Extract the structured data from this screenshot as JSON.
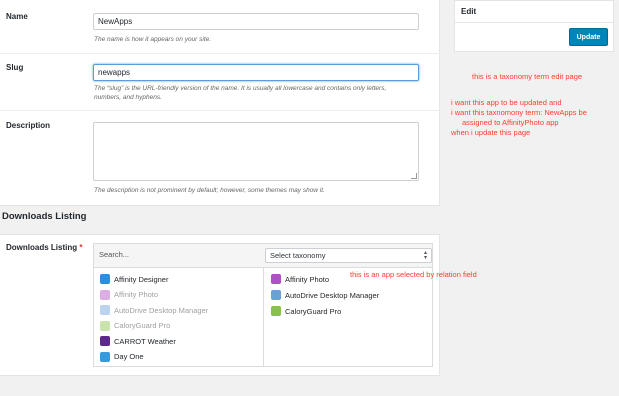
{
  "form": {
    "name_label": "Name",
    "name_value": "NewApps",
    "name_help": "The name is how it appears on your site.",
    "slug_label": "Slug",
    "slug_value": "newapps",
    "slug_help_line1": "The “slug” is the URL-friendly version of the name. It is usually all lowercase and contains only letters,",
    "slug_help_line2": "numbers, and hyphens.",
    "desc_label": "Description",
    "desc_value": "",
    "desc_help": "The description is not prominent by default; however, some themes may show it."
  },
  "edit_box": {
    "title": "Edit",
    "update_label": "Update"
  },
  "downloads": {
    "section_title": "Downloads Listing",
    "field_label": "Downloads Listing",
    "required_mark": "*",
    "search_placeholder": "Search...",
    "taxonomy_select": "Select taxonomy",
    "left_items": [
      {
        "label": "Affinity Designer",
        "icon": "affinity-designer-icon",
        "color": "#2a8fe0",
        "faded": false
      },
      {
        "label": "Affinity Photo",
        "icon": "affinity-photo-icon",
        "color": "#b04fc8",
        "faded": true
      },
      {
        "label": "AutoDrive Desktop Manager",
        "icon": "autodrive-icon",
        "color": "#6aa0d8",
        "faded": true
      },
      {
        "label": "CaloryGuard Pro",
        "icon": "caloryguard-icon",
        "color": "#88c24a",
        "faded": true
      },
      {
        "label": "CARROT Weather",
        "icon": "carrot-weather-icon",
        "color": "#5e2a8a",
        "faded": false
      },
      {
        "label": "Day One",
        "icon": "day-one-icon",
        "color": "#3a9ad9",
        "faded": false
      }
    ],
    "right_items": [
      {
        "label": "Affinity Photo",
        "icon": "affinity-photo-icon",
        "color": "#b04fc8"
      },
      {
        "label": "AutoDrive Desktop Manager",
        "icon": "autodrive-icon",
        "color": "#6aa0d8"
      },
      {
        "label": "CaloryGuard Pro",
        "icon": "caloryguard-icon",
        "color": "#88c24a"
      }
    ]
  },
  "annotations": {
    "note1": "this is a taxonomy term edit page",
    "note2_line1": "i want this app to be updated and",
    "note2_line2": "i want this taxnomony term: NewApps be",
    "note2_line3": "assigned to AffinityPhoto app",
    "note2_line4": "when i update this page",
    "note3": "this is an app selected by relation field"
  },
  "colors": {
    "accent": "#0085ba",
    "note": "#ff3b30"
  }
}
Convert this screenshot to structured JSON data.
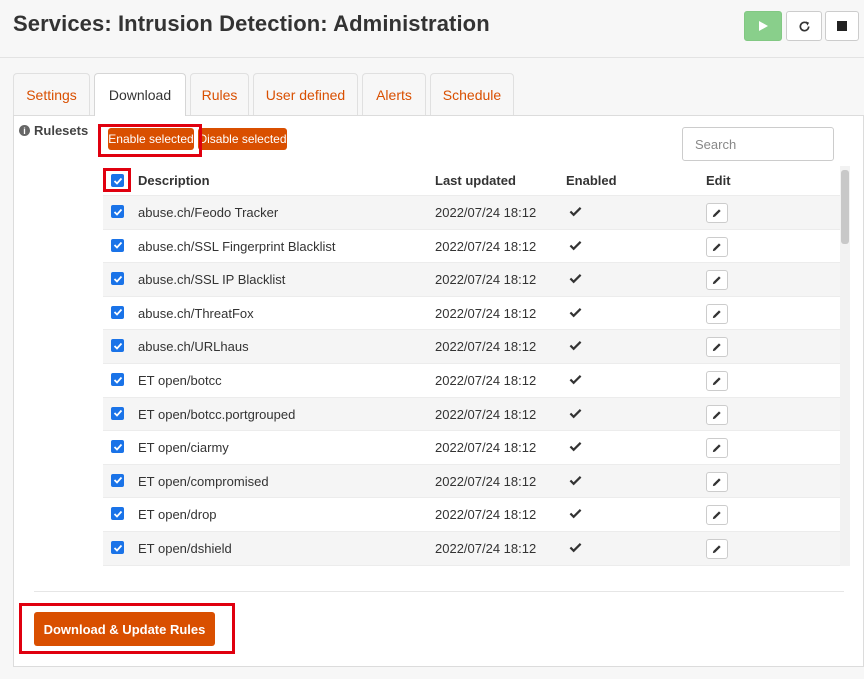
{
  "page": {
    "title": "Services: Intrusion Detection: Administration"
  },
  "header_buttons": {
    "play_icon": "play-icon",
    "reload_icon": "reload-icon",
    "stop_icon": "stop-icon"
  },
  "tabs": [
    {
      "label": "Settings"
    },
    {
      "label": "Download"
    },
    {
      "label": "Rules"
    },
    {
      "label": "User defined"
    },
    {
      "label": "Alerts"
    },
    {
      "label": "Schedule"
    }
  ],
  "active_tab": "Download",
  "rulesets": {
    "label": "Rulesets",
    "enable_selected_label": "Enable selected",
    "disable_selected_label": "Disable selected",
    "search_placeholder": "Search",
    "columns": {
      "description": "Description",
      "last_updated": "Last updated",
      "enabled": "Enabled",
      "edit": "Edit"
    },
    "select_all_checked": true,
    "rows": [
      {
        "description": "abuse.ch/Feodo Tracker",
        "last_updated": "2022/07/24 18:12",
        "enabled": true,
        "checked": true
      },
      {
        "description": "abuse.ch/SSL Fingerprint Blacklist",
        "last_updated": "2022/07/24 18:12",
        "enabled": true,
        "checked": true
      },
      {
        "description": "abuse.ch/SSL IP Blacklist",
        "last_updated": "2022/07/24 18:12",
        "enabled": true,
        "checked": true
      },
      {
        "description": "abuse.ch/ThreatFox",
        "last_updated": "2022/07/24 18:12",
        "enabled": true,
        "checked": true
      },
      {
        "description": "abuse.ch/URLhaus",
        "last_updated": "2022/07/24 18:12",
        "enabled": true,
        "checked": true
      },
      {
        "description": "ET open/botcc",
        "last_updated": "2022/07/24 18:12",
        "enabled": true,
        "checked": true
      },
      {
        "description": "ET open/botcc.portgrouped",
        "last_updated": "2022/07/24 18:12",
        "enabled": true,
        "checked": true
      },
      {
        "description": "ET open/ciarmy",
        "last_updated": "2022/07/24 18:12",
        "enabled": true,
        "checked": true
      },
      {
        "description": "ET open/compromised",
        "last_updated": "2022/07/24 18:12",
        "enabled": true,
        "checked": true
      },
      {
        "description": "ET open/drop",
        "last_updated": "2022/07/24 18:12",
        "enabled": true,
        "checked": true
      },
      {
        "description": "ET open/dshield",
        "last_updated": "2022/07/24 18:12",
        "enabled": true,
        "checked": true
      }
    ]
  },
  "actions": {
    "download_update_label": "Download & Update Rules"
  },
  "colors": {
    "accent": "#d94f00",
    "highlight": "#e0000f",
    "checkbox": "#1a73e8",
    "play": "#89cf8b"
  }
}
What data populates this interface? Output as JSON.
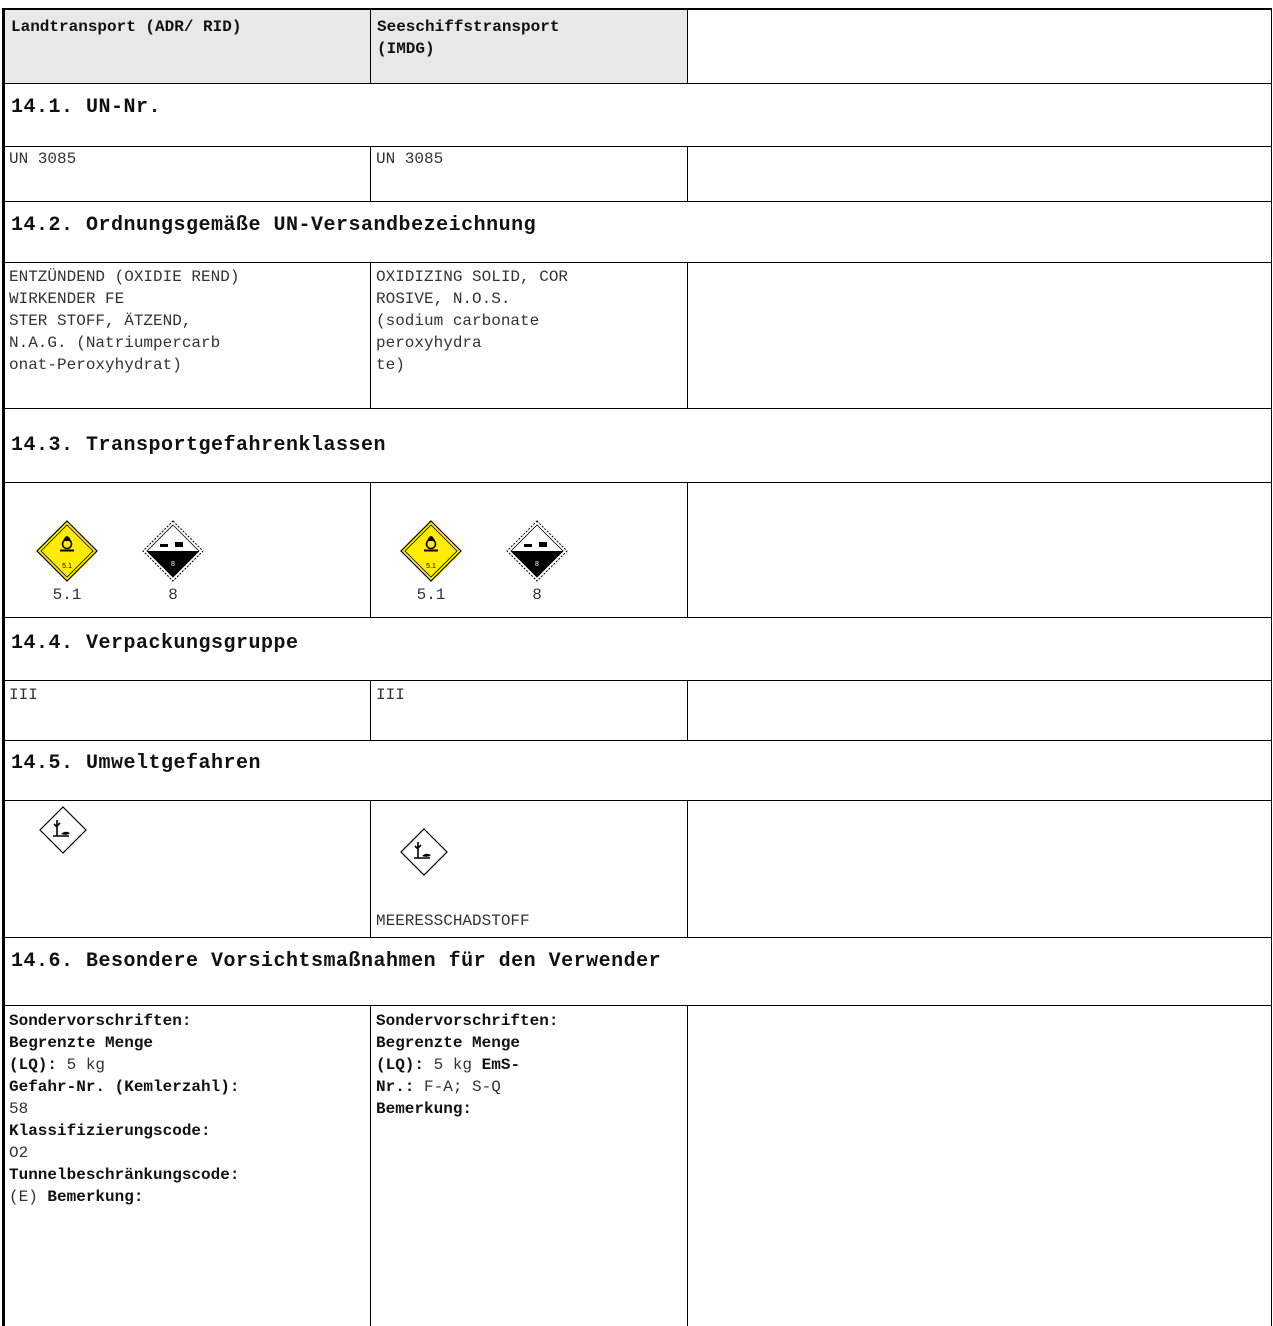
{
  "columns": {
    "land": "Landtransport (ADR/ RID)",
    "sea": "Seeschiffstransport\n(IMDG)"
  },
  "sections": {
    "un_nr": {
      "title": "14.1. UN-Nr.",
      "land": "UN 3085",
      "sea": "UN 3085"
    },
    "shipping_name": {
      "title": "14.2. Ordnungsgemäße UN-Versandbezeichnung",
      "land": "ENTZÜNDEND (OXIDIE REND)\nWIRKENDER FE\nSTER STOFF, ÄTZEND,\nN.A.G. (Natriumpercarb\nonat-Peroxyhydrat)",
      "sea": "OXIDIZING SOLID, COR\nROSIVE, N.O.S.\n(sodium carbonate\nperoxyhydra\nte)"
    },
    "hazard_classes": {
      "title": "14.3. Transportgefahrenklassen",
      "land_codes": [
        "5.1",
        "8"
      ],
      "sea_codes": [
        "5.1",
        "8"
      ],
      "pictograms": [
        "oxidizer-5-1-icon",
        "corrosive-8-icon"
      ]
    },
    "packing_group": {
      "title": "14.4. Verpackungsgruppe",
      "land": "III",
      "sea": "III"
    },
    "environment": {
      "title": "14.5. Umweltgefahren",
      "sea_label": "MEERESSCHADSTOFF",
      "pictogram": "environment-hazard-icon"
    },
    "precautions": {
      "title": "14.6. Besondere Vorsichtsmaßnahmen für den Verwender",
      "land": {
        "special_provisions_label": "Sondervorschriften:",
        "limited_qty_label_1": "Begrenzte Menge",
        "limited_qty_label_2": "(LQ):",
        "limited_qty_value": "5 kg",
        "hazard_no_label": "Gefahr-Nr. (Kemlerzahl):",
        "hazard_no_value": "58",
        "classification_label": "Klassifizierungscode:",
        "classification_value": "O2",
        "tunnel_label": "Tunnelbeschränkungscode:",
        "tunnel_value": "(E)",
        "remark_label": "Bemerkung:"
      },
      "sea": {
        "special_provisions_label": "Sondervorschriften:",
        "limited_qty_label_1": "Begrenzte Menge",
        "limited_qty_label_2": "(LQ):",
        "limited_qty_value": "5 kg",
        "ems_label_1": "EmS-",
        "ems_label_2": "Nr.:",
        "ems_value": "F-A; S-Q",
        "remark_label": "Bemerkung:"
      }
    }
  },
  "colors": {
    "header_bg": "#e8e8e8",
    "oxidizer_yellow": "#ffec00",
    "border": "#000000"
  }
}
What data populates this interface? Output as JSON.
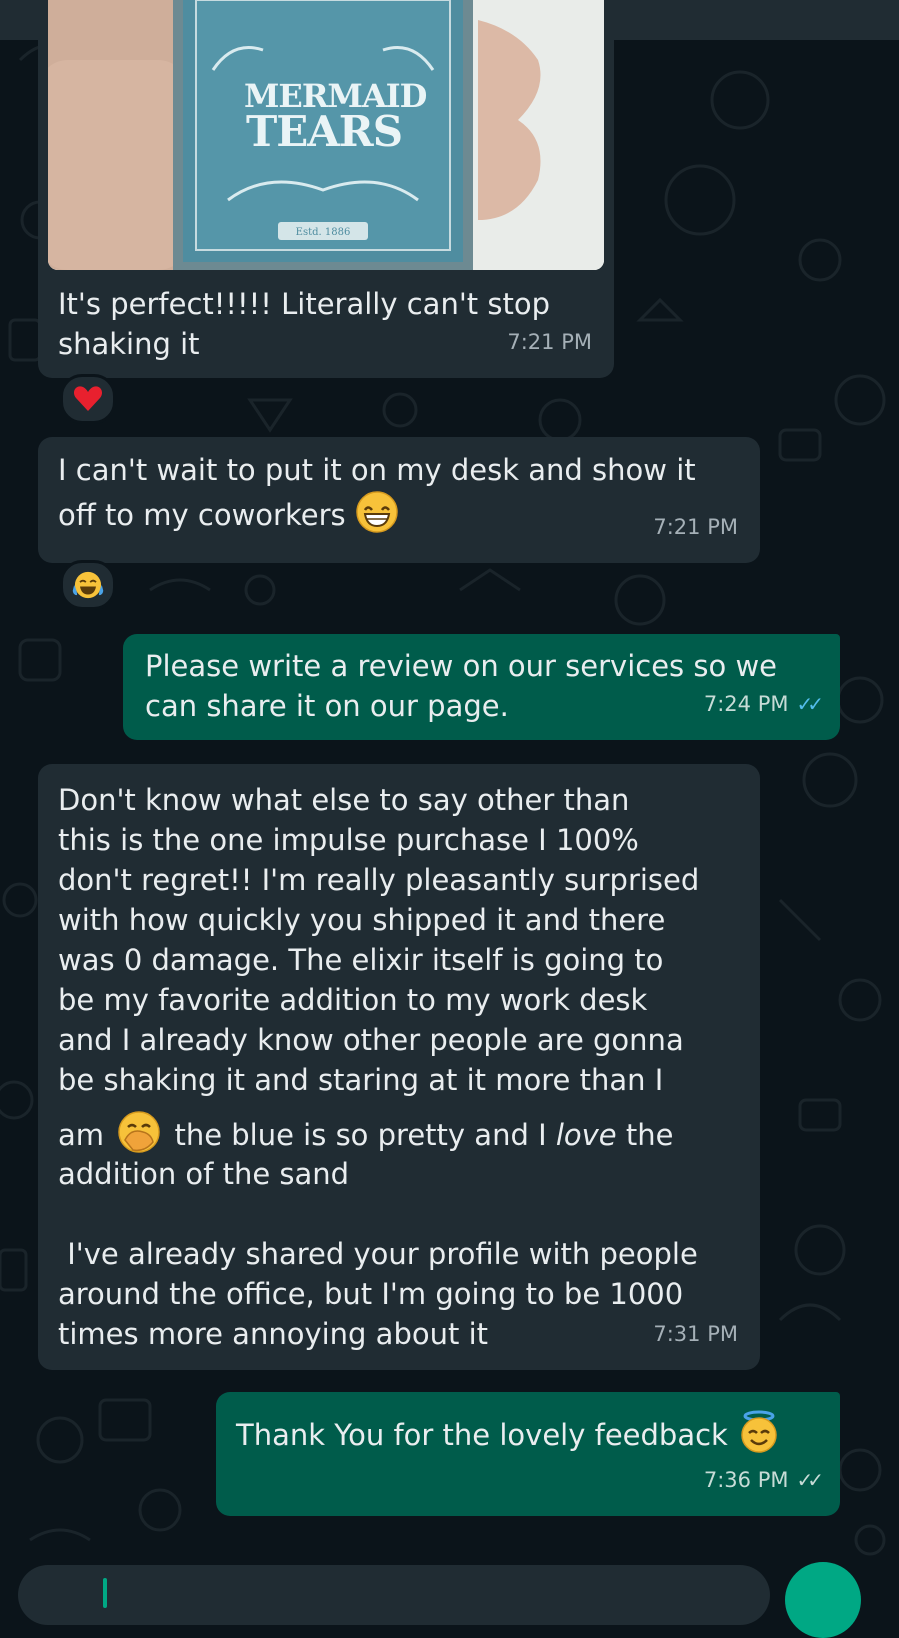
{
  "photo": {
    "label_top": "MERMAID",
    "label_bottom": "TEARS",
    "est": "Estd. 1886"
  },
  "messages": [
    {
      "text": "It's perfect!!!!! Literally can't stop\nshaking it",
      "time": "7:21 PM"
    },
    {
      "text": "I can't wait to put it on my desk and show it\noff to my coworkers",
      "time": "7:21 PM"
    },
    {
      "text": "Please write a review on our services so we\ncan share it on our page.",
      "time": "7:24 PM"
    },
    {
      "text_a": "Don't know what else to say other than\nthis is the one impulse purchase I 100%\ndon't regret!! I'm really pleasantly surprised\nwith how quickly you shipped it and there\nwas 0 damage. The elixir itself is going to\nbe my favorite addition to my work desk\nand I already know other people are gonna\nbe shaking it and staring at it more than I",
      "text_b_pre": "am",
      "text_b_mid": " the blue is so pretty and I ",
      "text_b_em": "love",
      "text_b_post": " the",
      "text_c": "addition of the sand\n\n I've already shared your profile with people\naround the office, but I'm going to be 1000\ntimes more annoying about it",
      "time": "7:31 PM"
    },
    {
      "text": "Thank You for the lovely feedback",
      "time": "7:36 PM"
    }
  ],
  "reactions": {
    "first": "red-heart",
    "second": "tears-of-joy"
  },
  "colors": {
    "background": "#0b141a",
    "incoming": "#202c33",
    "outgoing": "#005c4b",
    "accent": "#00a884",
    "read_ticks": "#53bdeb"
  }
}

WHAT IS EXPECTED:
Pick out the lines above that hold the string "botcc" and show them.

WRITTEN REPLY:
        "description": "ET open/botcc",
        "description": "ET open/botcc.portgrouped",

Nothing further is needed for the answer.